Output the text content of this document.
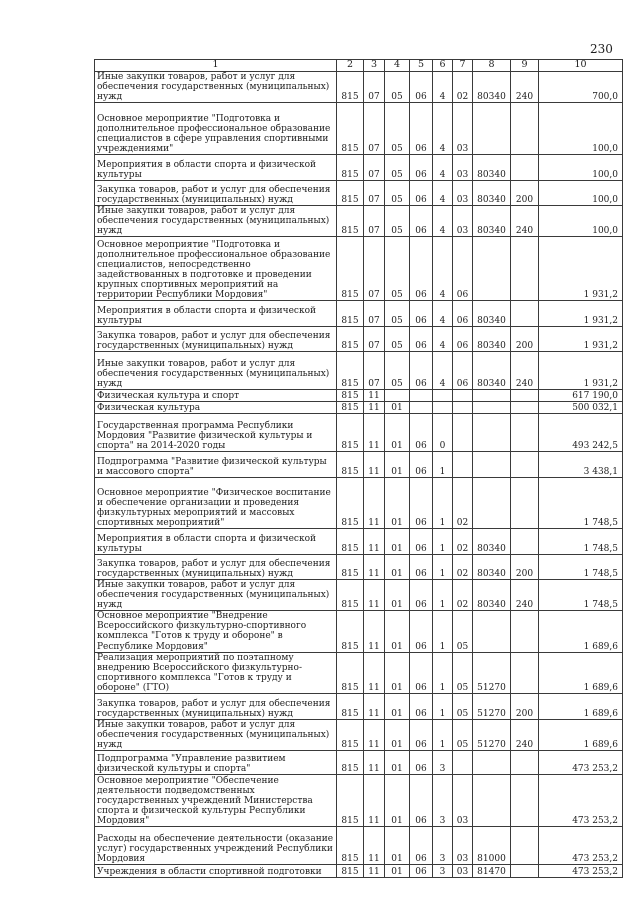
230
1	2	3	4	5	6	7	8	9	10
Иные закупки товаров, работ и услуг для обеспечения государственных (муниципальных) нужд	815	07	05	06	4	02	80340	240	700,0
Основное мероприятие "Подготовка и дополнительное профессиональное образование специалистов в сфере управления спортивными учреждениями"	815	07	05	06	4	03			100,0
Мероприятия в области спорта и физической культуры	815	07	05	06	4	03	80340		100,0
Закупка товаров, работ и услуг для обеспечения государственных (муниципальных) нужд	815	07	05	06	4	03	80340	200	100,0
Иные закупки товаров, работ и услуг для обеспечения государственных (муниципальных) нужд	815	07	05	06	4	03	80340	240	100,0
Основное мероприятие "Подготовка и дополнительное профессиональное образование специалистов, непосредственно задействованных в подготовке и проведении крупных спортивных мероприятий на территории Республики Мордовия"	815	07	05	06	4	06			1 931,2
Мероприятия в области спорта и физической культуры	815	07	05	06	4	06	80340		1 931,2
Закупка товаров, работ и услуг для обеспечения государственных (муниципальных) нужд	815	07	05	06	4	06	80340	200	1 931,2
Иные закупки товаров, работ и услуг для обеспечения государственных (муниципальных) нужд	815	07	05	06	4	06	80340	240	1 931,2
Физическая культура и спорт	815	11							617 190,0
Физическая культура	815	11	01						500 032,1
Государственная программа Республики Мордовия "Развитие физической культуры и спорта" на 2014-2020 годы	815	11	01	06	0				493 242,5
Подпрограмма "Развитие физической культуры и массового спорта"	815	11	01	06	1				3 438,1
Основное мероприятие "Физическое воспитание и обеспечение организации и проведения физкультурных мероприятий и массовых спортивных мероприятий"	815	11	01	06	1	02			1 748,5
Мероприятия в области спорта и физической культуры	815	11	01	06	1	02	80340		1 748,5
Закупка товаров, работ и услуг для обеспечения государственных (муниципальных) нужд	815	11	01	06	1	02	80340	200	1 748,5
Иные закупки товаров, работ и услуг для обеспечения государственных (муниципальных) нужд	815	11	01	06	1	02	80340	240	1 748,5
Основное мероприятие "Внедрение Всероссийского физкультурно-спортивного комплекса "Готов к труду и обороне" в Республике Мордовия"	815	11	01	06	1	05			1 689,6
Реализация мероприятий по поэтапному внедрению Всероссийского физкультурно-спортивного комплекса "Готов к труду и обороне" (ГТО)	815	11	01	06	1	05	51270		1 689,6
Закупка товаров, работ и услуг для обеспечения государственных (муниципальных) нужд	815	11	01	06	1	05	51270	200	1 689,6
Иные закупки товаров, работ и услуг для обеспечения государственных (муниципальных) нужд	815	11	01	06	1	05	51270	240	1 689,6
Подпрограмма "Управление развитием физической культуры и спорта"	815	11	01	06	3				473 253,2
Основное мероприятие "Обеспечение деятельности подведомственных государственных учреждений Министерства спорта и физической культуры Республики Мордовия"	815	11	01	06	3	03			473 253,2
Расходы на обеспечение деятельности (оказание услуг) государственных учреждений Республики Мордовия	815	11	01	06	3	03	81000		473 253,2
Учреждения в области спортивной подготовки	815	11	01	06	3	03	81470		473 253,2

# Exercise details
Reproduce all entries without any change, and omit the pictures.

# The solution
Output the text content of this document.
230
1	2	3	4	5	6	7	8	9	10
Иные закупки товаров, работ и услуг для обеспечения государственных (муниципальных) нужд	815	07	05	06	4	02	80340	240	700,0
Основное мероприятие "Подготовка и дополнительное профессиональное образование специалистов в сфере управления спортивными учреждениями"	815	07	05	06	4	03			100,0
Мероприятия в области спорта и физической культуры	815	07	05	06	4	03	80340		100,0
Закупка товаров, работ и услуг для обеспечения государственных (муниципальных) нужд	815	07	05	06	4	03	80340	200	100,0
Иные закупки товаров, работ и услуг для обеспечения государственных (муниципальных) нужд	815	07	05	06	4	03	80340	240	100,0
Основное мероприятие "Подготовка и дополнительное профессиональное образование специалистов, непосредственно задействованных в подготовке и проведении крупных спортивных мероприятий на территории Республики Мордовия"	815	07	05	06	4	06			1 931,2
Мероприятия в области спорта и физической культуры	815	07	05	06	4	06	80340		1 931,2
Закупка товаров, работ и услуг для обеспечения государственных (муниципальных) нужд	815	07	05	06	4	06	80340	200	1 931,2
Иные закупки товаров, работ и услуг для обеспечения государственных (муниципальных) нужд	815	07	05	06	4	06	80340	240	1 931,2
Физическая культура и спорт	815	11							617 190,0
Физическая культура	815	11	01						500 032,1
Государственная программа Республики Мордовия "Развитие физической культуры и спорта" на 2014-2020 годы	815	11	01	06	0				493 242,5
Подпрограмма "Развитие физической культуры и массового спорта"	815	11	01	06	1				3 438,1
Основное мероприятие "Физическое воспитание и обеспечение организации и проведения физкультурных мероприятий и массовых спортивных мероприятий"	815	11	01	06	1	02			1 748,5
Мероприятия в области спорта и физической культуры	815	11	01	06	1	02	80340		1 748,5
Закупка товаров, работ и услуг для обеспечения государственных (муниципальных) нужд	815	11	01	06	1	02	80340	200	1 748,5
Иные закупки товаров, работ и услуг для обеспечения государственных (муниципальных) нужд	815	11	01	06	1	02	80340	240	1 748,5
Основное мероприятие "Внедрение Всероссийского физкультурно-спортивного комплекса "Готов к труду и обороне" в Республике Мордовия"	815	11	01	06	1	05			1 689,6
Реализация мероприятий по поэтапному внедрению Всероссийского физкультурно-спортивного комплекса "Готов к труду и обороне" (ГТО)	815	11	01	06	1	05	51270		1 689,6
Закупка товаров, работ и услуг для обеспечения государственных (муниципальных) нужд	815	11	01	06	1	05	51270	200	1 689,6
Иные закупки товаров, работ и услуг для обеспечения государственных (муниципальных) нужд	815	11	01	06	1	05	51270	240	1 689,6
Подпрограмма "Управление развитием физической культуры и спорта"	815	11	01	06	3				473 253,2
Основное мероприятие "Обеспечение деятельности подведомственных государственных учреждений Министерства спорта и физической культуры Республики Мордовия"	815	11	01	06	3	03			473 253,2
Расходы на обеспечение деятельности (оказание услуг) государственных учреждений Республики Мордовия	815	11	01	06	3	03	81000		473 253,2
Учреждения в области спортивной подготовки	815	11	01	06	3	03	81470		473 253,2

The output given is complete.